→ GOAL: Repeat each entry as written, dropping any picture you find.

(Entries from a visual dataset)
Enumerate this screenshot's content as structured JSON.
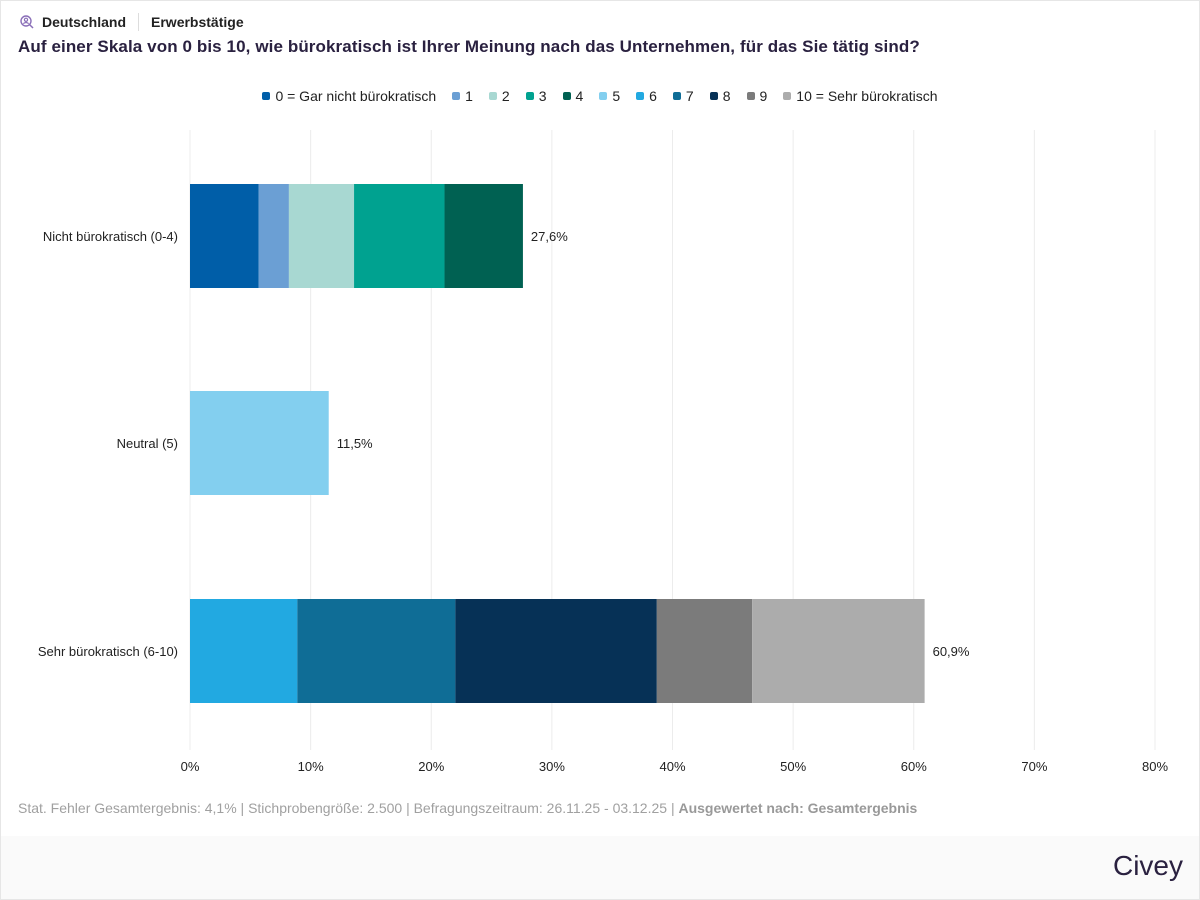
{
  "header": {
    "icon": "search-user-icon",
    "country": "Deutschland",
    "population": "Erwerbstätige",
    "title": "Auf einer Skala von 0 bis 10, wie bürokratisch ist Ihrer Meinung nach das Unternehmen, für das Sie tätig sind?"
  },
  "footer": {
    "note": "Stat. Fehler Gesamtergebnis: 4,1% | Stichprobengröße: 2.500 | Befragungszeitraum: 26.11.25 - 03.12.25 | ",
    "note_bold": "Ausgewertet nach: Gesamtergebnis",
    "brand": "Civey"
  },
  "chart_data": {
    "type": "bar",
    "orientation": "horizontal",
    "stacked": true,
    "title": "Auf einer Skala von 0 bis 10, wie bürokratisch ist Ihrer Meinung nach das Unternehmen, für das Sie tätig sind?",
    "xlabel": "",
    "ylabel": "",
    "xlim": [
      0,
      80
    ],
    "x_ticks": [
      "0%",
      "10%",
      "20%",
      "30%",
      "40%",
      "50%",
      "60%",
      "70%",
      "80%"
    ],
    "grid": true,
    "legend_position": "top-center",
    "categories": [
      "Nicht bürokratisch (0-4)",
      "Neutral (5)",
      "Sehr bürokratisch (6-10)"
    ],
    "totals": [
      27.6,
      11.5,
      60.9
    ],
    "total_labels": [
      "27,6%",
      "11,5%",
      "60,9%"
    ],
    "series": [
      {
        "name": "0 = Gar nicht bürokratisch",
        "color": "#005ea8",
        "values": [
          5.7,
          0,
          0
        ]
      },
      {
        "name": "1",
        "color": "#6b9fd4",
        "values": [
          2.5,
          0,
          0
        ]
      },
      {
        "name": "2",
        "color": "#a8d8d2",
        "values": [
          5.4,
          0,
          0
        ]
      },
      {
        "name": "3",
        "color": "#00a290",
        "values": [
          7.5,
          0,
          0
        ]
      },
      {
        "name": "4",
        "color": "#006152",
        "values": [
          6.5,
          0,
          0
        ]
      },
      {
        "name": "5",
        "color": "#83cfef",
        "values": [
          0,
          11.5,
          0
        ]
      },
      {
        "name": "6",
        "color": "#22a9e1",
        "values": [
          0,
          0,
          8.9
        ]
      },
      {
        "name": "7",
        "color": "#0f6d96",
        "values": [
          0,
          0,
          13.1
        ]
      },
      {
        "name": "8",
        "color": "#063156",
        "values": [
          0,
          0,
          16.7
        ]
      },
      {
        "name": "9",
        "color": "#7b7b7b",
        "values": [
          0,
          0,
          7.9
        ]
      },
      {
        "name": "10 = Sehr bürokratisch",
        "color": "#acacac",
        "values": [
          0,
          0,
          14.3
        ]
      }
    ]
  }
}
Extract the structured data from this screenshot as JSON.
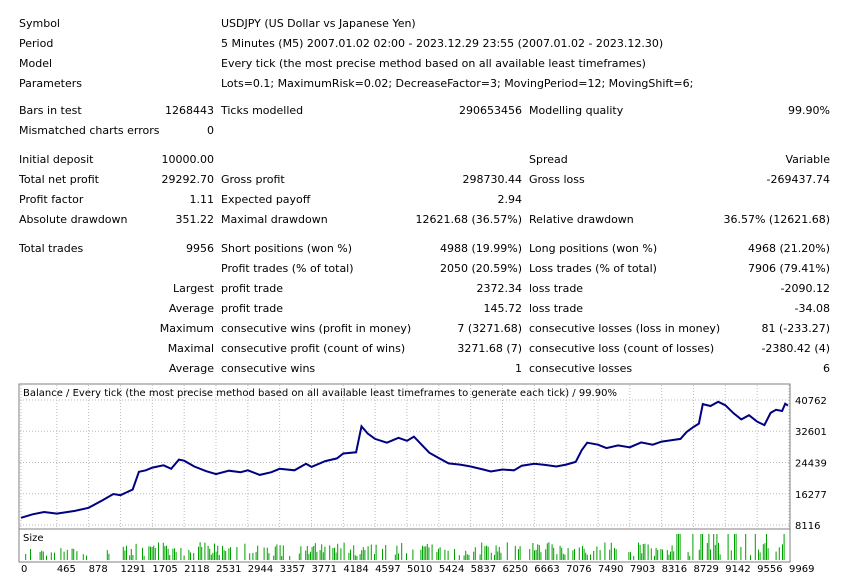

→ WRITTEN SOLUTION:
Enumerate this screenshot's content as structured JSON.
{
  "header": {
    "icon": "search-user-icon",
    "country": "Deutschland",
    "population": "Erwerbstätige",
    "title": "Auf einer Skala von 0 bis 10, wie bürokratisch ist Ihrer Meinung nach das Unternehmen, für das Sie tätig sind?"
  },
  "footer": {
    "note": "Stat. Fehler Gesamtergebnis: 4,1% | Stichprobengröße: 2.500 | Befragungszeitraum: 26.11.25 - 03.12.25 | ",
    "note_bold": "Ausgewertet nach: Gesamtergebnis",
    "brand": "Civey"
  },
  "chart_data": {
    "type": "bar",
    "orientation": "horizontal",
    "stacked": true,
    "title": "Auf einer Skala von 0 bis 10, wie bürokratisch ist Ihrer Meinung nach das Unternehmen, für das Sie tätig sind?",
    "xlabel": "",
    "ylabel": "",
    "xlim": [
      0,
      80
    ],
    "x_ticks": [
      "0%",
      "10%",
      "20%",
      "30%",
      "40%",
      "50%",
      "60%",
      "70%",
      "80%"
    ],
    "grid": true,
    "legend_position": "top-center",
    "categories": [
      "Nicht bürokratisch (0-4)",
      "Neutral (5)",
      "Sehr bürokratisch (6-10)"
    ],
    "totals": [
      27.6,
      11.5,
      60.9
    ],
    "total_labels": [
      "27,6%",
      "11,5%",
      "60,9%"
    ],
    "series": [
      {
        "name": "0 = Gar nicht bürokratisch",
        "color": "#005ea8",
        "values": [
          5.7,
          0,
          0
        ]
      },
      {
        "name": "1",
        "color": "#6b9fd4",
        "values": [
          2.5,
          0,
          0
        ]
      },
      {
        "name": "2",
        "color": "#a8d8d2",
        "values": [
          5.4,
          0,
          0
        ]
      },
      {
        "name": "3",
        "color": "#00a290",
        "values": [
          7.5,
          0,
          0
        ]
      },
      {
        "name": "4",
        "color": "#006152",
        "values": [
          6.5,
          0,
          0
        ]
      },
      {
        "name": "5",
        "color": "#83cfef",
        "values": [
          0,
          11.5,
          0
        ]
      },
      {
        "name": "6",
        "color": "#22a9e1",
        "values": [
          0,
          0,
          8.9
        ]
      },
      {
        "name": "7",
        "color": "#0f6d96",
        "values": [
          0,
          0,
          13.1
        ]
      },
      {
        "name": "8",
        "color": "#063156",
        "values": [
          0,
          0,
          16.7
        ]
      },
      {
        "name": "9",
        "color": "#7b7b7b",
        "values": [
          0,
          0,
          7.9
        ]
      },
      {
        "name": "10 = Sehr bürokratisch",
        "color": "#acacac",
        "values": [
          0,
          0,
          14.3
        ]
      }
    ]
  }
}
Extract the structured data from this screenshot as JSON.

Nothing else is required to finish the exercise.